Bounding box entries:
------------------------------------------------------------------------

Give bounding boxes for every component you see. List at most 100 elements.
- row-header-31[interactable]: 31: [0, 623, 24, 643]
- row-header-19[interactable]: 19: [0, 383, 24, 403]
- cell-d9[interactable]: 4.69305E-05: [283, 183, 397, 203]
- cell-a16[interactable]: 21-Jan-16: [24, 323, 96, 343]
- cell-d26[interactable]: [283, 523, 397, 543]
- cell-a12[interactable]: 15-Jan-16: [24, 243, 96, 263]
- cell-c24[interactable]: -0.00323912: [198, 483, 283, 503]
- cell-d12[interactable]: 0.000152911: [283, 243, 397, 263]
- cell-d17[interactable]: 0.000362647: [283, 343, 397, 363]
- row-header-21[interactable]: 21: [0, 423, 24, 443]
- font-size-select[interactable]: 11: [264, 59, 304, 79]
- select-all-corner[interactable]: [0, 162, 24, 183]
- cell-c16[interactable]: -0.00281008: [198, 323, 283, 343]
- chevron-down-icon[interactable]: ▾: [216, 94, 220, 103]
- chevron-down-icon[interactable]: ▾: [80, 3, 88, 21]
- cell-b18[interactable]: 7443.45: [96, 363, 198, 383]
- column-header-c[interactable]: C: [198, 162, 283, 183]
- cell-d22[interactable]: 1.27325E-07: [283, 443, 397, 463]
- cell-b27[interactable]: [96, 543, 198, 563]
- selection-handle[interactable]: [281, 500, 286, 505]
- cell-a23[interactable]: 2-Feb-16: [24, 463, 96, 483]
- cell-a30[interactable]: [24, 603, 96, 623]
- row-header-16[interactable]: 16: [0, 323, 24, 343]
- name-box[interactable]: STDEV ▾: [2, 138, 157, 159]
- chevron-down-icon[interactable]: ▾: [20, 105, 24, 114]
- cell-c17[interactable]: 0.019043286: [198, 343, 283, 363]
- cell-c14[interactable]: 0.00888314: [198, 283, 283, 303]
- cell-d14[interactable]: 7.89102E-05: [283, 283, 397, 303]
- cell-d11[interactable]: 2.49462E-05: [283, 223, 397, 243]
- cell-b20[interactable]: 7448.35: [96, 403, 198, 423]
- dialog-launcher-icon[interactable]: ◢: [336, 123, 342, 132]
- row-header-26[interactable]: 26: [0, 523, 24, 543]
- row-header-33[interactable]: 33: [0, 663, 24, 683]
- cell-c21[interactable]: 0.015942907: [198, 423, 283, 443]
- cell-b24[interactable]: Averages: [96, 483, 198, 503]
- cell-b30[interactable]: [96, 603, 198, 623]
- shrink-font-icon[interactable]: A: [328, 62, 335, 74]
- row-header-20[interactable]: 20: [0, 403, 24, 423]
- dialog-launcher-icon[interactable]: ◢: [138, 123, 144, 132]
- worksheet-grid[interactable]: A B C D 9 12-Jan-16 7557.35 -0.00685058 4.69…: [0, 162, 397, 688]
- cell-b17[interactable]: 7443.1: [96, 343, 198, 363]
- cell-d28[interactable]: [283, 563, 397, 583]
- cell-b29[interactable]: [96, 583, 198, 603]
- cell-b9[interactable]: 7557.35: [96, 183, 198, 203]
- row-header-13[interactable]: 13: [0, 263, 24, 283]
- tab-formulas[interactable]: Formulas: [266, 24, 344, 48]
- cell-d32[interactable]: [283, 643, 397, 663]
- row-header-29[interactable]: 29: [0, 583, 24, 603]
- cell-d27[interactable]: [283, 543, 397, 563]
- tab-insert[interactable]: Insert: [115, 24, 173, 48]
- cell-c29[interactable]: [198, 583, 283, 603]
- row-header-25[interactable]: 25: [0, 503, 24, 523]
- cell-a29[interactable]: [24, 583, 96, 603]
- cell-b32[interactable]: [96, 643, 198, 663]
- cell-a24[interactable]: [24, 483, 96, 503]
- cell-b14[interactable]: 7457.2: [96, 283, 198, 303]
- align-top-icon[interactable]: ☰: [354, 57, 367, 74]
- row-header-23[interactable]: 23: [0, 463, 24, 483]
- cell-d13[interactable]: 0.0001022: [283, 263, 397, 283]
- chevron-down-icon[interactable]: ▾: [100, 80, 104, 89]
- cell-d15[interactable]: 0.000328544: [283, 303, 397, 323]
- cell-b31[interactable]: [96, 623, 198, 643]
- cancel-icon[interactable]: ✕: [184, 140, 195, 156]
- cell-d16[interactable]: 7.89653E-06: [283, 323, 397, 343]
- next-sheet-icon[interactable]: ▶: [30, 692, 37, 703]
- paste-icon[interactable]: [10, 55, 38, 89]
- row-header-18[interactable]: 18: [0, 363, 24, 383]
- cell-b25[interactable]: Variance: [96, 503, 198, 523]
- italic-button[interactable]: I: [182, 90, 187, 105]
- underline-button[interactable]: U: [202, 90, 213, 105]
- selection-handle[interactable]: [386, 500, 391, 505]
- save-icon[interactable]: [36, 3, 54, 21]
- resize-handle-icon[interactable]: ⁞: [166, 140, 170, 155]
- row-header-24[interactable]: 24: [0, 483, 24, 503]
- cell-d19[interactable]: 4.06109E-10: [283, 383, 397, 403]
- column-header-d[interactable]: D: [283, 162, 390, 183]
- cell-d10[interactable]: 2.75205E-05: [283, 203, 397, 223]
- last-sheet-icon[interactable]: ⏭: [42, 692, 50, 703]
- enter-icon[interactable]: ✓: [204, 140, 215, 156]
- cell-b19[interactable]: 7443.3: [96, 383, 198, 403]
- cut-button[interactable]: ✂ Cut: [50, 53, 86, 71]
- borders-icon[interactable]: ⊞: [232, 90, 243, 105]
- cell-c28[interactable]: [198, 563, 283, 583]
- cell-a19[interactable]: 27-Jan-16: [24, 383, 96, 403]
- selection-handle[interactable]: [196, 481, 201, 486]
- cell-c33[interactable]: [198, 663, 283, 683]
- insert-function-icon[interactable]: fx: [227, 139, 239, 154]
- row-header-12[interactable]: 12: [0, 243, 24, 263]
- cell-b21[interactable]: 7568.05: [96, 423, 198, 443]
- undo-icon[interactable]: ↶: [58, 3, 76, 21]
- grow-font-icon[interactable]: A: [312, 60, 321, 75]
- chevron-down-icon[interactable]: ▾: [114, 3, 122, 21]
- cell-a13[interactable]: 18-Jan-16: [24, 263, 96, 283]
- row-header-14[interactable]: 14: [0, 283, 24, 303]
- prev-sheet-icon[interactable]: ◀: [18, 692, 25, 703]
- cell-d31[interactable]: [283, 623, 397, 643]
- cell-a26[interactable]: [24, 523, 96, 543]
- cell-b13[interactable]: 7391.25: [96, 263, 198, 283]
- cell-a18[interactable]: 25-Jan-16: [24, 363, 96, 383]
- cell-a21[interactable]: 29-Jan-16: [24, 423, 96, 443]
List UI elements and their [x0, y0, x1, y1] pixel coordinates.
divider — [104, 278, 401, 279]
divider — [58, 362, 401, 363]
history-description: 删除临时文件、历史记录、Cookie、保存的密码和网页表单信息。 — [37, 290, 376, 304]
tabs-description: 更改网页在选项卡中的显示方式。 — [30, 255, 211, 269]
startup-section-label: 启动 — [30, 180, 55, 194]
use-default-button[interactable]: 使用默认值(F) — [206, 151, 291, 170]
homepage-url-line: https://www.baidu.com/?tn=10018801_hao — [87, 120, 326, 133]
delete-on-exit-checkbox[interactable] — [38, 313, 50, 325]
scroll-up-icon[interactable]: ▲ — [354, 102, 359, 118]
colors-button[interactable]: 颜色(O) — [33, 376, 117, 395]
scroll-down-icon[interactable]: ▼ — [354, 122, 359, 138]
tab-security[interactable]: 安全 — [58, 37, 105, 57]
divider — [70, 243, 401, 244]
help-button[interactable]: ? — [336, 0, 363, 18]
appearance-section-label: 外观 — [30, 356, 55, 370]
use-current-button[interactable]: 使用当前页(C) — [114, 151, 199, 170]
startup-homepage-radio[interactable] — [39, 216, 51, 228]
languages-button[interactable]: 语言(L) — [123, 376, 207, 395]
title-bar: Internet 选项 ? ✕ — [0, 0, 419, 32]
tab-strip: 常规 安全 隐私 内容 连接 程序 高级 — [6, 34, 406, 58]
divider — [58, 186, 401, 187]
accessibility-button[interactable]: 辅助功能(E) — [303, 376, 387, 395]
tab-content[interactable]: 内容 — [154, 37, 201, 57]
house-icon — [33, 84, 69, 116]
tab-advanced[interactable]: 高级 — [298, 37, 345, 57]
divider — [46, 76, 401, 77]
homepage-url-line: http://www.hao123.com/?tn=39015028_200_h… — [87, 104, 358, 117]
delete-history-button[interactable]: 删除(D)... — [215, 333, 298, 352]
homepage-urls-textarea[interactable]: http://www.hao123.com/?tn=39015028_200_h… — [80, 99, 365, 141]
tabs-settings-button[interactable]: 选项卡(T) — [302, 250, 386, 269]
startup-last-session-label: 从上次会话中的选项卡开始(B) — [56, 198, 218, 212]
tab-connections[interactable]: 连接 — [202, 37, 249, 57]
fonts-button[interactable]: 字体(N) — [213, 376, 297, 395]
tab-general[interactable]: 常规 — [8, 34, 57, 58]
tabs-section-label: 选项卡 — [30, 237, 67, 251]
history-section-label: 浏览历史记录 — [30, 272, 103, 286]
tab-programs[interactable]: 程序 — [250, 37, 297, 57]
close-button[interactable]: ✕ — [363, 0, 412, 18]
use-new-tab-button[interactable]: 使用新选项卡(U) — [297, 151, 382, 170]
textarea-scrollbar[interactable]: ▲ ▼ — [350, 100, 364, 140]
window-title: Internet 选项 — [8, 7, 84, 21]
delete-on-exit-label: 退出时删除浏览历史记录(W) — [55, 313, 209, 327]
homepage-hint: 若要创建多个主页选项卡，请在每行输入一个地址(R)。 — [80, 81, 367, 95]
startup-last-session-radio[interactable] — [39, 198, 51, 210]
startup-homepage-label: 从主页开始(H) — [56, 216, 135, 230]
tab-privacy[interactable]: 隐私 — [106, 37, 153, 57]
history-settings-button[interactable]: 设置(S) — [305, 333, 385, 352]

------------------------------------------------------------------------

GOAL:
Pull out every line of the data above that contains the string "startup", matching case exactly.

FINAL RESULT:
startup-section-label: 启动 — [30, 180, 55, 194]
startup-homepage-radio[interactable] — [39, 216, 51, 228]
startup-last-session-label: 从上次会话中的选项卡开始(B) — [56, 198, 218, 212]
startup-last-session-radio[interactable] — [39, 198, 51, 210]
startup-homepage-label: 从主页开始(H) — [56, 216, 135, 230]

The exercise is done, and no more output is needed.